_EXERCISE PROMPT_
Output each entry exactly; skip nothing.

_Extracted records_
════════════════════
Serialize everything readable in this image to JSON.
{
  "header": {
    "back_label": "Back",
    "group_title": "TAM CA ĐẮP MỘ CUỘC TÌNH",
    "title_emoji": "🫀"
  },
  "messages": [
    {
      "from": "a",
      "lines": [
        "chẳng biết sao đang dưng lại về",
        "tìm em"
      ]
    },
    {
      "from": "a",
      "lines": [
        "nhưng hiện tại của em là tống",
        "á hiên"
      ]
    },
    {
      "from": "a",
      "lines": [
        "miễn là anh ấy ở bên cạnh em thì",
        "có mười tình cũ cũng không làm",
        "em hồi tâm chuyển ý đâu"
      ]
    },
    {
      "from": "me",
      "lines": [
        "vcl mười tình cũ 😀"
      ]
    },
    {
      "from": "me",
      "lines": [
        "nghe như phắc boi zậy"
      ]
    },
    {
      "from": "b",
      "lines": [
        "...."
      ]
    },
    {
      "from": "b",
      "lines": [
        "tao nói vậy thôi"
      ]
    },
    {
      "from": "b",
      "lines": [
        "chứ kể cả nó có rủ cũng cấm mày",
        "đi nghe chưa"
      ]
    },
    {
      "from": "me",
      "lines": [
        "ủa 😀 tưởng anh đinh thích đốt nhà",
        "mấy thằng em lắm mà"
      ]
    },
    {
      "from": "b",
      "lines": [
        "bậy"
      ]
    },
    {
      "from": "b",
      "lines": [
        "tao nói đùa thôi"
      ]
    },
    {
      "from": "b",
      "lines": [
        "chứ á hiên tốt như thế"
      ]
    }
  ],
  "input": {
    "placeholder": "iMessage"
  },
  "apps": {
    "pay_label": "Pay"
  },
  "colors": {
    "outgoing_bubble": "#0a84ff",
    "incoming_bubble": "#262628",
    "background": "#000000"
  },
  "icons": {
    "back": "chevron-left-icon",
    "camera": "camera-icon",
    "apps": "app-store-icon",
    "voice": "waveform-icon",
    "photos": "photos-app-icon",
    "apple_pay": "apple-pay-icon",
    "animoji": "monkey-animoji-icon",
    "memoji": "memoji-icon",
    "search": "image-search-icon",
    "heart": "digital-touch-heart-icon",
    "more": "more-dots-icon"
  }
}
════════════════════
_ANSWER TO THE TASK_
Serialize everything readable in this image to JSON.
{
  "header": {
    "back_label": "Back",
    "group_title": "TAM CA ĐẮP MỘ CUỘC TÌNH",
    "title_emoji": "🫀"
  },
  "messages": [
    {
      "from": "a",
      "lines": [
        "chẳng biết sao đang dưng lại về",
        "tìm em"
      ]
    },
    {
      "from": "a",
      "lines": [
        "nhưng hiện tại của em là tống",
        "á hiên"
      ]
    },
    {
      "from": "a",
      "lines": [
        "miễn là anh ấy ở bên cạnh em thì",
        "có mười tình cũ cũng không làm",
        "em hồi tâm chuyển ý đâu"
      ]
    },
    {
      "from": "me",
      "lines": [
        "vcl mười tình cũ 😀"
      ]
    },
    {
      "from": "me",
      "lines": [
        "nghe như phắc boi zậy"
      ]
    },
    {
      "from": "b",
      "lines": [
        "...."
      ]
    },
    {
      "from": "b",
      "lines": [
        "tao nói vậy thôi"
      ]
    },
    {
      "from": "b",
      "lines": [
        "chứ kể cả nó có rủ cũng cấm mày",
        "đi nghe chưa"
      ]
    },
    {
      "from": "me",
      "lines": [
        "ủa 😀 tưởng anh đinh thích đốt nhà",
        "mấy thằng em lắm mà"
      ]
    },
    {
      "from": "b",
      "lines": [
        "bậy"
      ]
    },
    {
      "from": "b",
      "lines": [
        "tao nói đùa thôi"
      ]
    },
    {
      "from": "b",
      "lines": [
        "chứ á hiên tốt như thế"
      ]
    }
  ],
  "input": {
    "placeholder": "iMessage"
  },
  "apps": {
    "pay_label": "Pay"
  },
  "colors": {
    "outgoing_bubble": "#0a84ff",
    "incoming_bubble": "#262628",
    "background": "#000000"
  },
  "icons": {
    "back": "chevron-left-icon",
    "camera": "camera-icon",
    "apps": "app-store-icon",
    "voice": "waveform-icon",
    "photos": "photos-app-icon",
    "apple_pay": "apple-pay-icon",
    "animoji": "monkey-animoji-icon",
    "memoji": "memoji-icon",
    "search": "image-search-icon",
    "heart": "digital-touch-heart-icon",
    "more": "more-dots-icon"
  }
}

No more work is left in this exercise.